Directions for this task>
Copy the listing lines verbatim, starting with the line that contains "profile-username: rahulfitnessinesspro: [0, 196, 500, 218]" and continuing through the line that contains "microphone-icon[interactable]: [99, 640, 121, 670]".

Supplied material>

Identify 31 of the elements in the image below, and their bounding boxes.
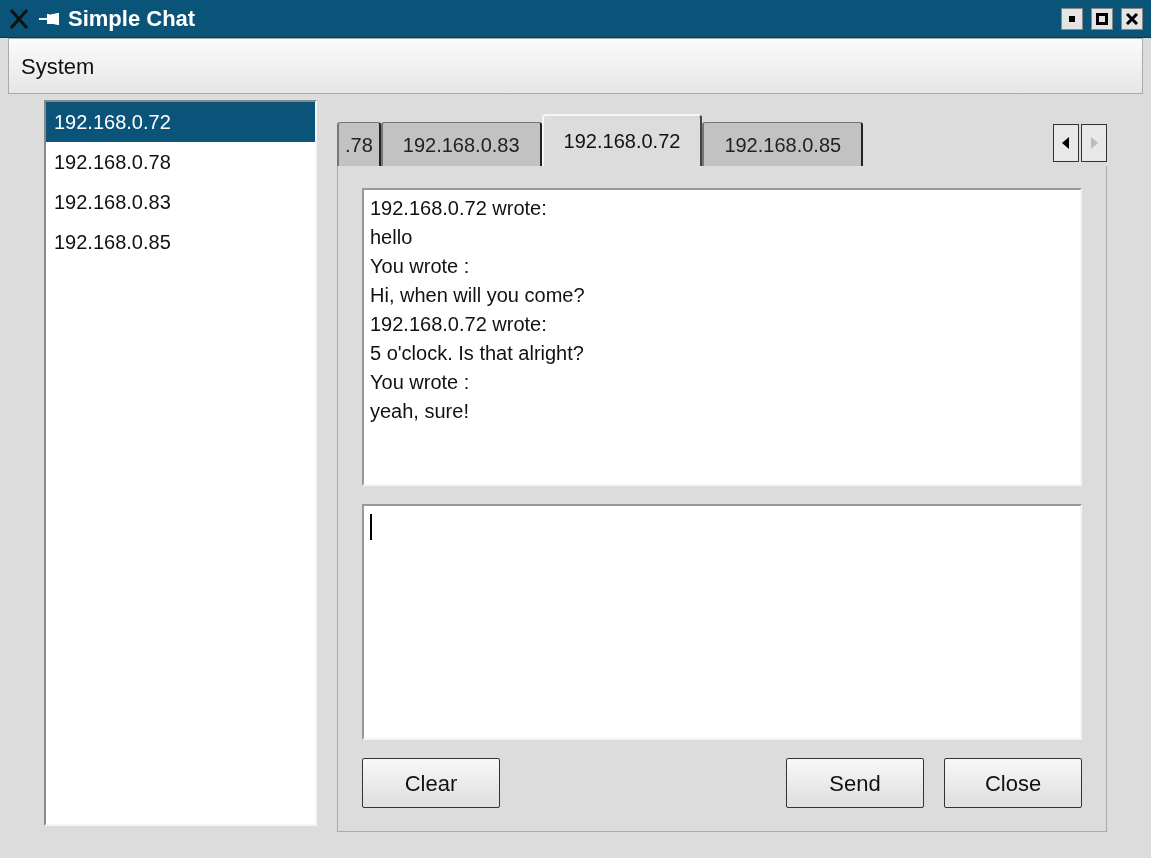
maximize-button[interactable] <box>1091 7 1113 30</box>
message-line: You wrote : <box>370 254 471 279</box>
message-input-field[interactable] <box>362 504 1082 740</box>
pin-icon[interactable] <box>38 12 60 25</box>
tab[interactable]: 192.168.0.83 <box>380 122 542 166</box>
right-arrow-icon <box>1090 137 1098 149</box>
tab[interactable]: 192.168.0.72 <box>541 114 703 166</box>
message-line: 192.168.0.72 wrote: <box>370 196 548 221</box>
window-title: Simple Chat <box>68 5 196 33</box>
tab[interactable]: .78 <box>337 122 381 166</box>
close-window-button[interactable] <box>1121 7 1143 30</box>
dialog-button[interactable]: Send <box>786 758 924 808</box>
message-line: hello <box>370 225 414 250</box>
message-line: Hi, when will you come? <box>370 283 586 308</box>
dialog-button[interactable]: Clear <box>362 758 500 808</box>
message-line: 5 o'clock. Is that alright? <box>370 341 585 366</box>
close-icon <box>1126 12 1138 25</box>
scroll-left-button[interactable] <box>1053 124 1079 162</box>
dialog-button[interactable]: Close <box>944 758 1082 808</box>
message-line: You wrote : <box>370 370 471 395</box>
message-line: 192.168.0.72 wrote: <box>370 312 548 337</box>
tab[interactable]: 192.168.0.85 <box>702 122 864 166</box>
menu-item[interactable]: System <box>21 49 95 83</box>
text-cursor <box>370 514 372 540</box>
host-item[interactable]: 192.168.0.83 <box>46 182 315 222</box>
host-item[interactable]: 192.168.0.78 <box>46 142 315 182</box>
host-item[interactable]: 192.168.0.72 <box>46 102 315 142</box>
left-arrow-icon <box>1062 137 1070 149</box>
message-line: yeah, sure! <box>370 399 470 424</box>
minimize-button[interactable] <box>1061 7 1083 30</box>
host-item[interactable]: 192.168.0.85 <box>46 222 315 262</box>
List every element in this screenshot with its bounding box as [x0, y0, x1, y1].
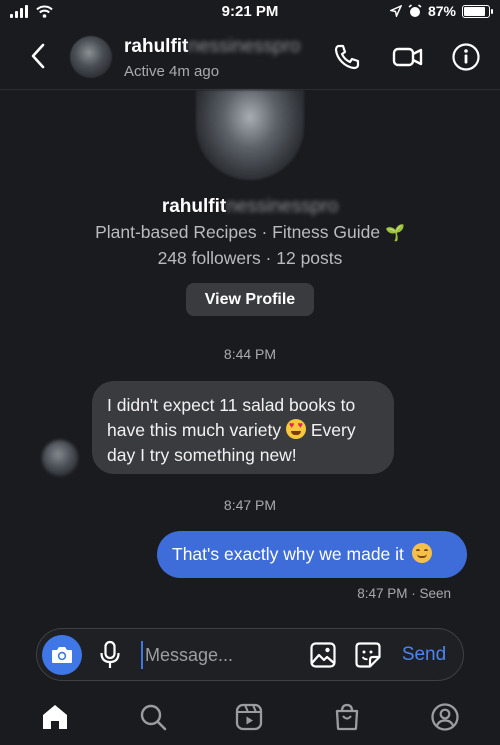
profile-username: rahulfitnessinesspro: [0, 196, 500, 218]
smiling-emoji: [411, 543, 432, 563]
status-bar: 9:21 PM 87%: [0, 0, 500, 24]
incoming-message[interactable]: I didn't expect 11 salad books to have t…: [92, 381, 394, 474]
phone-icon[interactable]: [332, 42, 362, 72]
location-arrow-icon: [389, 5, 402, 17]
profile-bio-text: Plant-based Recipes · Fitness Guide: [95, 222, 381, 242]
profile-stats: 248 followers · 12 posts: [157, 248, 343, 268]
home-icon[interactable]: [40, 702, 70, 732]
avatar[interactable]: [70, 36, 112, 78]
seen-receipt: 8:47 PM · Seen: [357, 586, 451, 601]
gallery-icon[interactable]: [309, 641, 337, 669]
shop-icon[interactable]: [332, 702, 362, 732]
active-status: Active 4m ago: [124, 63, 220, 80]
alarm-icon: [408, 4, 422, 17]
seedling-emoji: 🌱: [384, 225, 405, 242]
status-right: 87%: [389, 3, 493, 19]
info-icon[interactable]: [451, 42, 481, 72]
message-timestamp: 8:44 PM: [223, 346, 277, 362]
reels-icon[interactable]: [234, 702, 264, 732]
view-profile-button[interactable]: View Profile: [186, 283, 314, 316]
profile-icon[interactable]: [430, 702, 460, 732]
sender-avatar[interactable]: [42, 440, 78, 476]
battery-percent: 87%: [427, 3, 456, 19]
bottom-tab-bar: [0, 691, 500, 745]
username-visible: rahulfit: [124, 36, 189, 57]
battery-icon: [462, 4, 493, 18]
outgoing-message[interactable]: That's exactly why we made it: [157, 531, 467, 578]
heart-eyes-emoji: [285, 419, 306, 439]
camera-button[interactable]: [42, 635, 82, 675]
profile-username-visible: rahulfit: [161, 196, 227, 217]
profile-bio: Plant-based Recipes · Fitness Guide 🌱: [0, 222, 500, 243]
chat-header: rahulfitnessinesspro Active 4m ago: [0, 24, 500, 90]
chat-username[interactable]: rahulfitnessinesspro: [124, 36, 300, 58]
camera-icon: [52, 647, 72, 663]
outgoing-message-text: That's exactly why we made it: [172, 544, 404, 564]
message-composer: Send: [36, 628, 464, 681]
profile-avatar[interactable]: [196, 90, 304, 180]
profile-username-blurred: nessinesspro: [226, 196, 339, 217]
message-timestamp: 8:47 PM: [223, 497, 277, 513]
microphone-icon[interactable]: [99, 640, 121, 670]
send-button[interactable]: Send: [393, 641, 455, 669]
sticker-icon[interactable]: [354, 641, 382, 669]
search-icon[interactable]: [138, 702, 168, 732]
back-icon[interactable]: [24, 38, 52, 74]
username-blurred: nessinesspro: [188, 36, 301, 57]
video-icon[interactable]: [392, 42, 424, 72]
message-input[interactable]: [141, 641, 301, 669]
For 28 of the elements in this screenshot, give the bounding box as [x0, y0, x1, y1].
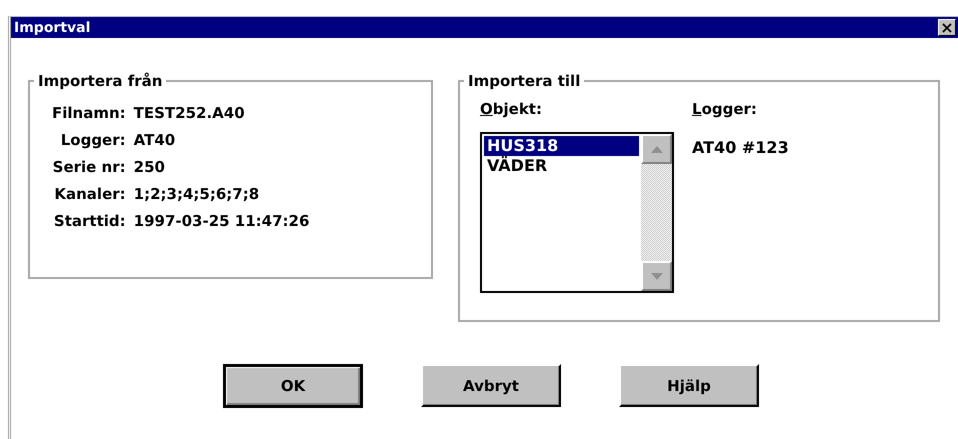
field-value: TEST252.A40	[134, 104, 246, 122]
field-value: AT40	[134, 131, 176, 149]
field-value: 1;2;3;4;5;6;7;8	[134, 185, 260, 203]
window-title: Importval	[14, 20, 90, 36]
field-label: Starttid:	[52, 212, 126, 230]
logger-label: Logger:	[692, 100, 758, 120]
field-label: Filnamn:	[52, 104, 126, 122]
field-value: 250	[134, 158, 166, 176]
group-legend: Importera från	[34, 72, 166, 90]
close-button[interactable]: ×	[938, 19, 956, 36]
dialog-button[interactable]: OK	[223, 364, 363, 408]
field-label: Kanaler:	[53, 185, 126, 203]
dialog-button[interactable]: Avbryt	[421, 364, 561, 407]
logger-value: AT40 #123	[692, 138, 789, 157]
scrollbar[interactable]	[641, 134, 672, 291]
scroll-up-button[interactable]	[641, 134, 672, 164]
group-legend: Importera till	[464, 72, 584, 90]
scroll-down-button[interactable]	[641, 261, 672, 291]
dialog-button[interactable]: Hjälp	[619, 364, 759, 407]
list-item[interactable]: HUS318	[484, 136, 639, 156]
up-arrow-icon	[650, 146, 662, 152]
field-value: 1997-03-25 11:47:26	[134, 212, 310, 230]
object-listbox[interactable]: HUS318 VÄDER	[480, 132, 674, 293]
field-label: Serie nr:	[52, 158, 126, 176]
down-arrow-icon	[650, 272, 662, 280]
field-label: Logger:	[60, 131, 126, 149]
list-item[interactable]: VÄDER	[484, 156, 639, 176]
object-label: Objekt:	[480, 100, 543, 120]
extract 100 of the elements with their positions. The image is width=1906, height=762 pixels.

Expected output>
profile-username: rahulfitnessinesspro: [0, 196, 500, 218]
smiling-emoji: [411, 543, 432, 563]
status-bar: 9:21 PM 87%: [0, 0, 500, 24]
incoming-message[interactable]: I didn't expect 11 salad books to have t…: [92, 381, 394, 474]
phone-icon[interactable]: [332, 42, 362, 72]
location-arrow-icon: [389, 5, 402, 17]
profile-bio-text: Plant-based Recipes · Fitness Guide: [95, 222, 381, 242]
profile-stats: 248 followers · 12 posts: [157, 248, 343, 268]
home-icon[interactable]: [40, 702, 70, 732]
avatar[interactable]: [70, 36, 112, 78]
seen-receipt: 8:47 PM · Seen: [357, 586, 451, 601]
gallery-icon[interactable]: [309, 641, 337, 669]
shop-icon[interactable]: [332, 702, 362, 732]
active-status: Active 4m ago: [124, 63, 220, 80]
alarm-icon: [408, 4, 422, 17]
seedling-emoji: 🌱: [384, 225, 405, 242]
status-right: 87%: [389, 3, 493, 19]
info-icon[interactable]: [451, 42, 481, 72]
message-timestamp: 8:44 PM: [223, 346, 277, 362]
reels-icon[interactable]: [234, 702, 264, 732]
view-profile-button[interactable]: View Profile: [186, 283, 314, 316]
profile-icon[interactable]: [430, 702, 460, 732]
sender-avatar[interactable]: [42, 440, 78, 476]
battery-percent: 87%: [427, 3, 456, 19]
bottom-tab-bar: [0, 691, 500, 745]
username-visible: rahulfit: [124, 36, 189, 57]
battery-icon: [462, 4, 493, 18]
outgoing-message[interactable]: That's exactly why we made it: [157, 531, 467, 578]
heart-eyes-emoji: [285, 419, 306, 439]
camera-button[interactable]: [42, 635, 82, 675]
profile-username-visible: rahulfit: [161, 196, 227, 217]
profile-bio: Plant-based Recipes · Fitness Guide 🌱: [0, 222, 500, 243]
chat-header: rahulfitnessinesspro Active 4m ago: [0, 24, 500, 90]
chat-username[interactable]: rahulfitnessinesspro: [124, 36, 300, 58]
camera-icon: [52, 647, 72, 663]
outgoing-message-text: That's exactly why we made it: [172, 544, 404, 564]
message-composer: Send: [36, 628, 464, 681]
profile-avatar[interactable]: [196, 90, 304, 180]
profile-username-blurred: nessinesspro: [226, 196, 339, 217]
message-timestamp: 8:47 PM: [223, 497, 277, 513]
microphone-icon[interactable]: [99, 640, 121, 670]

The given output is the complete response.